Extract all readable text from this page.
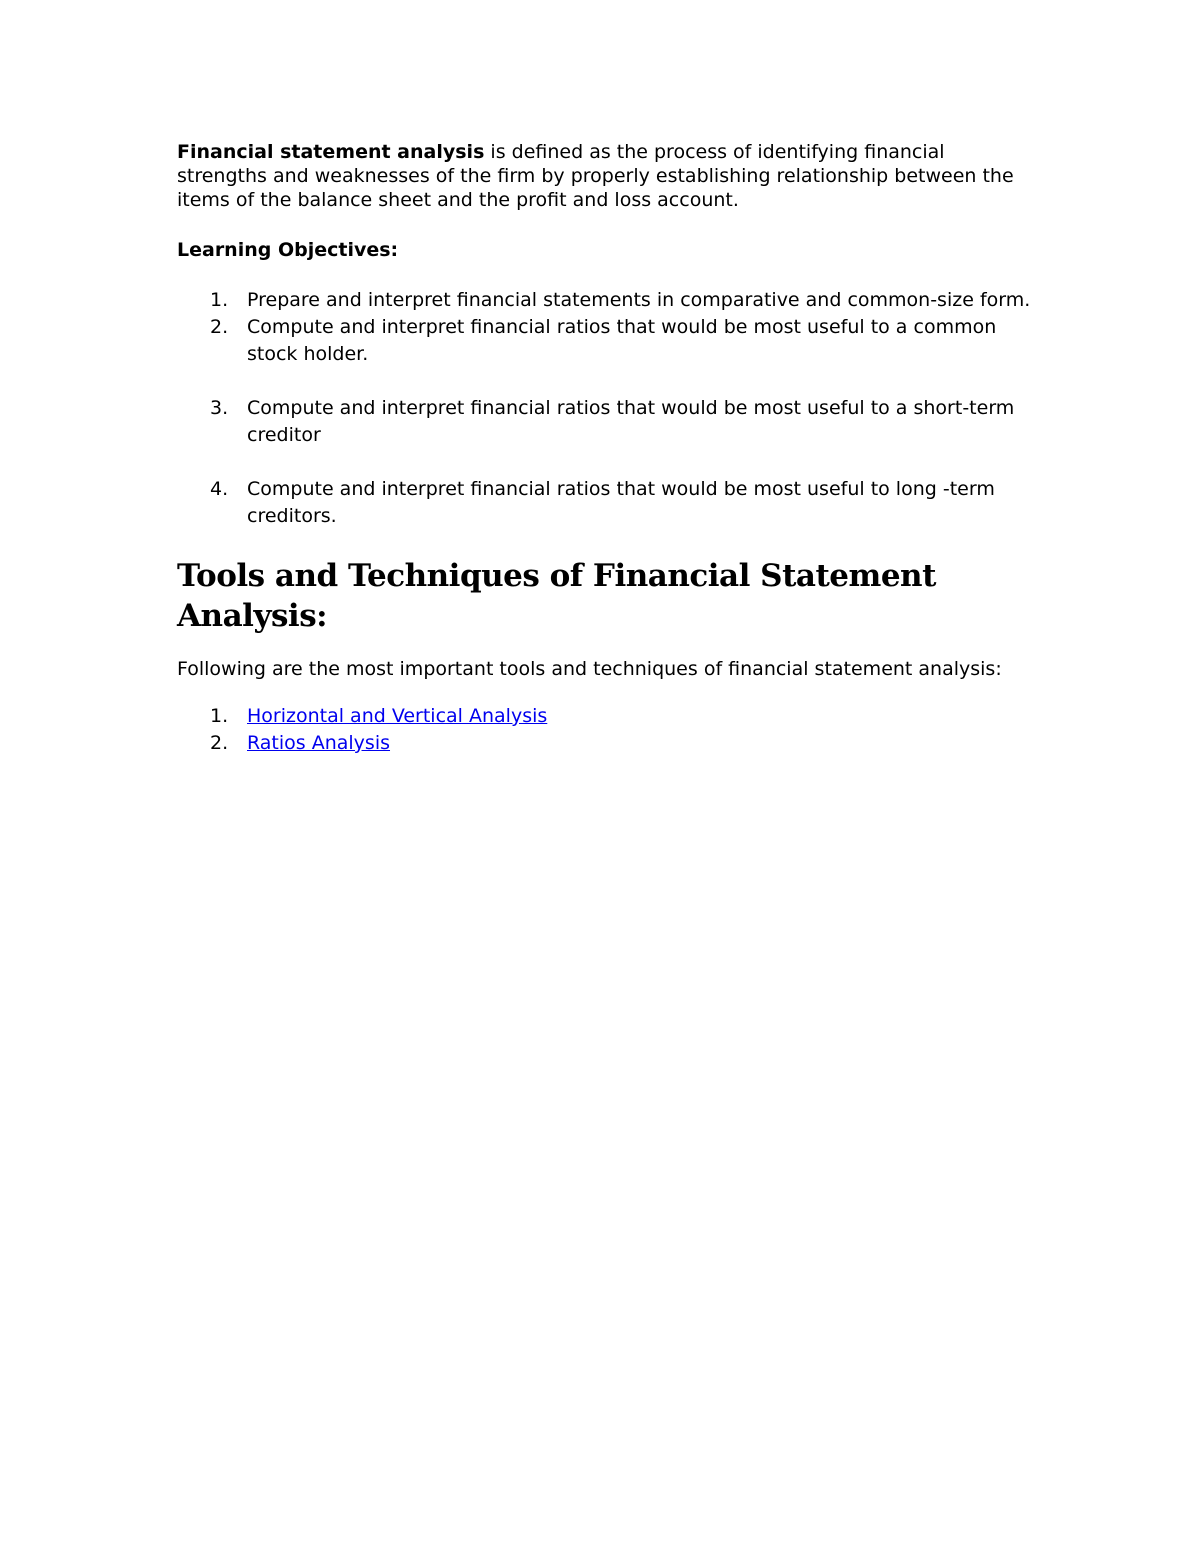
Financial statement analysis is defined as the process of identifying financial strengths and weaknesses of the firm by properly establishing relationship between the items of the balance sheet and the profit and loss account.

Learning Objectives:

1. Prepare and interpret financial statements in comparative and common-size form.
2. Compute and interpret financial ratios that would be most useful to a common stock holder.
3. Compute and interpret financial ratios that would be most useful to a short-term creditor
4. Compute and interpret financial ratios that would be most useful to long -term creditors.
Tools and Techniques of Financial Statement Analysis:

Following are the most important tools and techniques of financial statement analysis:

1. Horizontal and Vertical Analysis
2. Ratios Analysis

+-------+

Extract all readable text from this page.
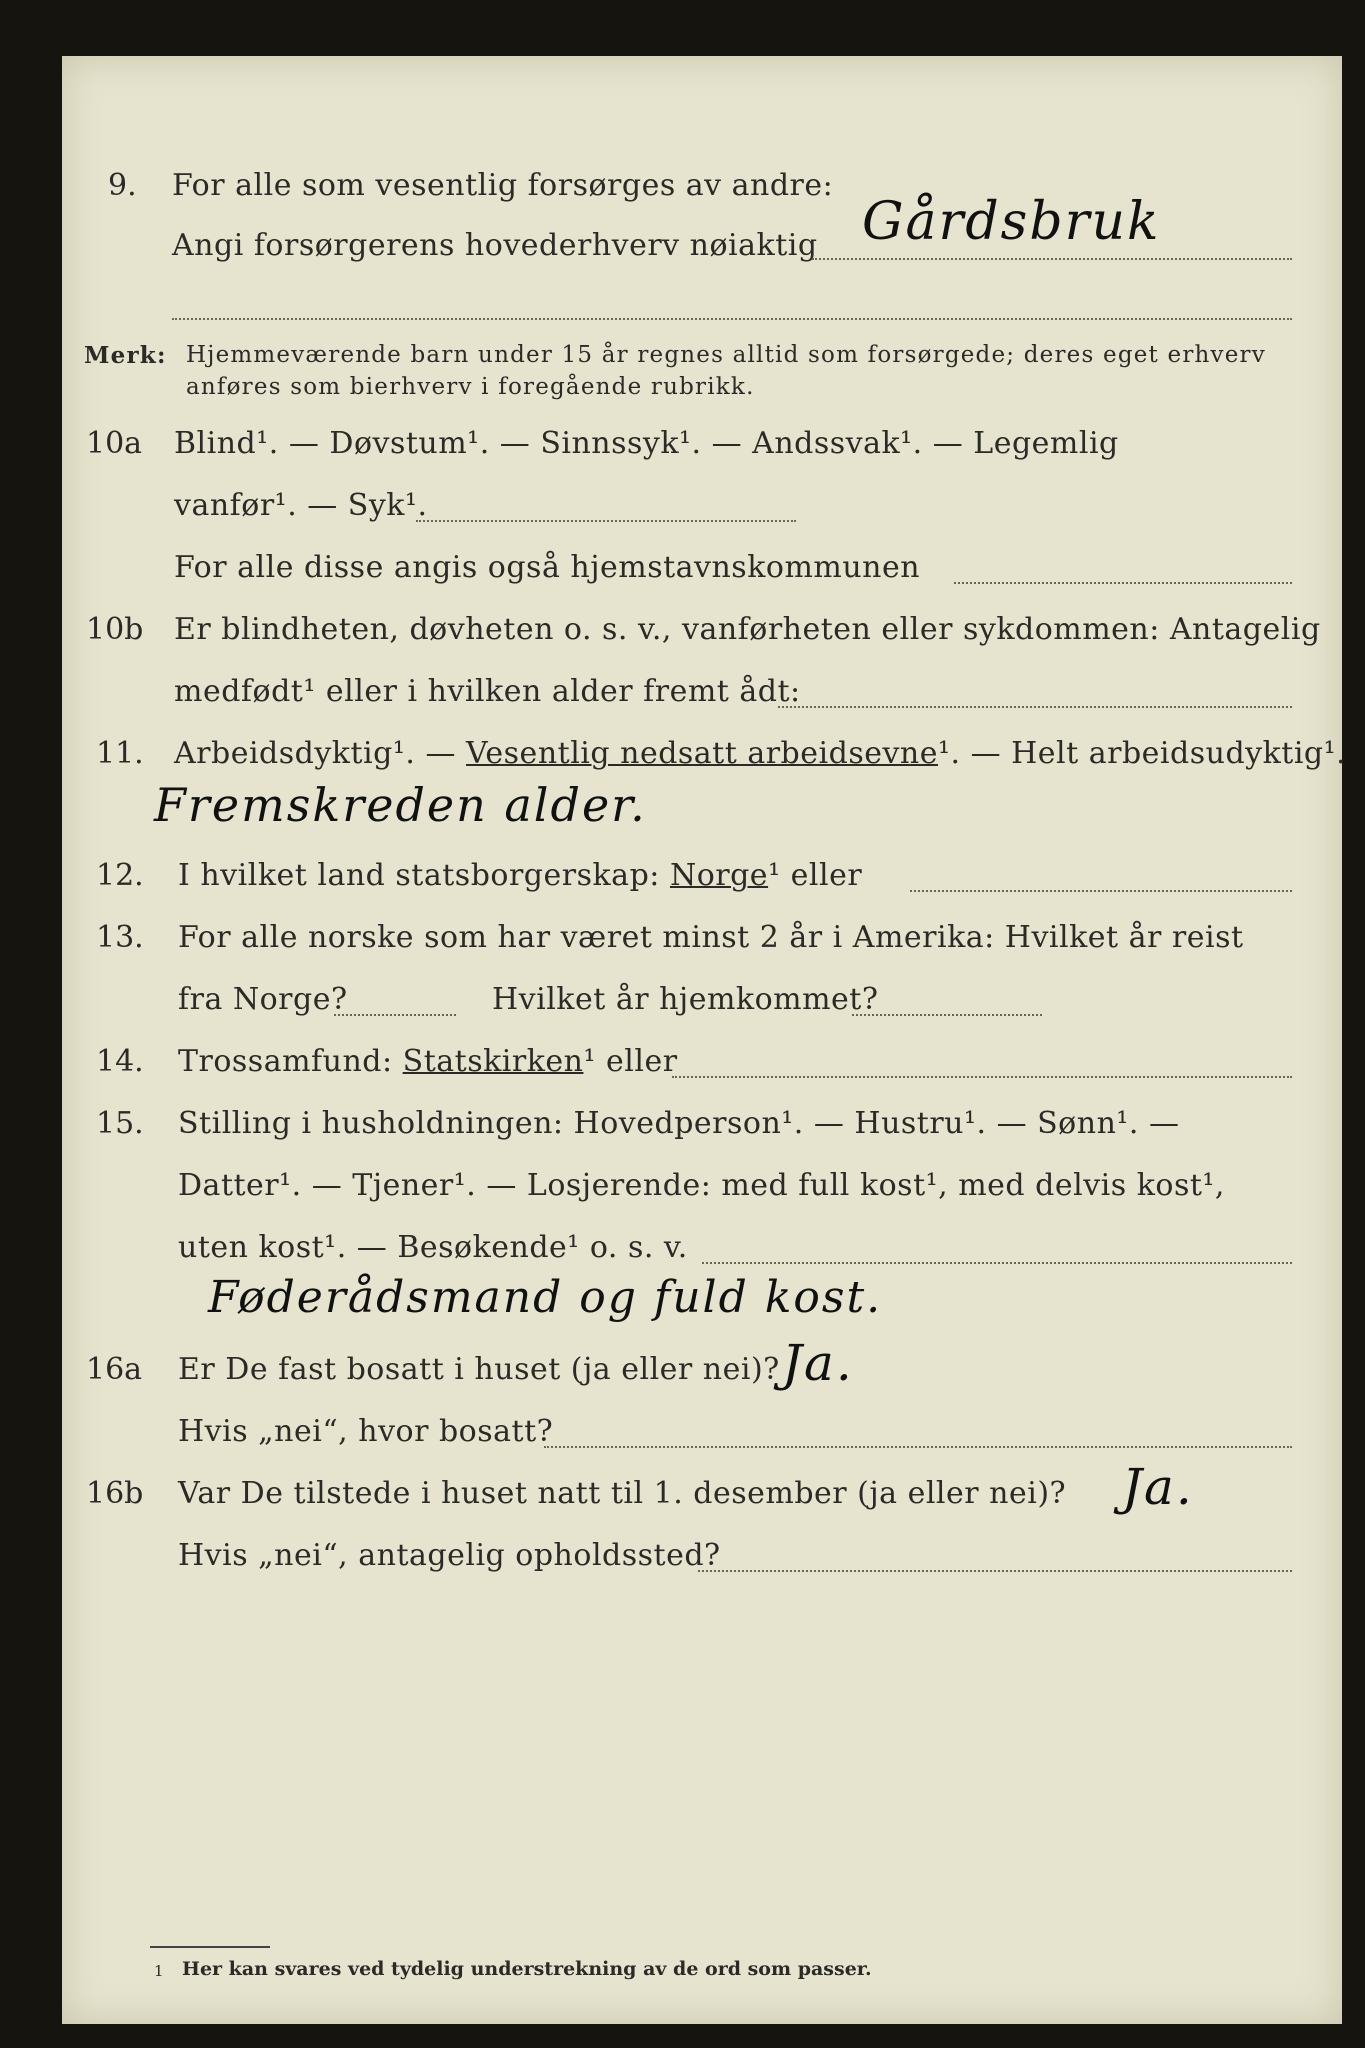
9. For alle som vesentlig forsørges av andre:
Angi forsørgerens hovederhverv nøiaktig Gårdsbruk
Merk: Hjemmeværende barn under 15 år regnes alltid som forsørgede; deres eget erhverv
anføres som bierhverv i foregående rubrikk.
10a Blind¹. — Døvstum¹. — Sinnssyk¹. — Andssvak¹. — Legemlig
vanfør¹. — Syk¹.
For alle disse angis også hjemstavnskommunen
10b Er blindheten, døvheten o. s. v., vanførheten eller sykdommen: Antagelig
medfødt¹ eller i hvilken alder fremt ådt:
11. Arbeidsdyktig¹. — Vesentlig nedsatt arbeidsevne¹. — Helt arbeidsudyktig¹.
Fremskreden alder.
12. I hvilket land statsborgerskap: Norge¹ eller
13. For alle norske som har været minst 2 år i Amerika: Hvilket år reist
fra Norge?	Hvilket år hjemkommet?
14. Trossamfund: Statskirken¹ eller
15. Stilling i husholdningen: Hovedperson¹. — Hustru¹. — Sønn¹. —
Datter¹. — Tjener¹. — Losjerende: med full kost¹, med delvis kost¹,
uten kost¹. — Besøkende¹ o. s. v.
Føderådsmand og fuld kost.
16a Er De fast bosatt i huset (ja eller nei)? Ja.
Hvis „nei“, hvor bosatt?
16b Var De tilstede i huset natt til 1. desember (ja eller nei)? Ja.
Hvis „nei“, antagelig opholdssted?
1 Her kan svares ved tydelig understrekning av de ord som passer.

+-------+

* What you need to do:
From the listing above, copy every line that holds the string "eller".

* Correct output:
10b Er blindheten, døvheten o. s. v., vanførheten eller sykdommen: Antagelig
medfødt¹ eller i hvilken alder fremt ådt:
12. I hvilket land statsborgerskap: Norge¹ eller
14. Trossamfund: Statskirken¹ eller
16a Er De fast bosatt i huset (ja eller nei)? Ja.
16b Var De tilstede i huset natt til 1. desember (ja eller nei)? Ja.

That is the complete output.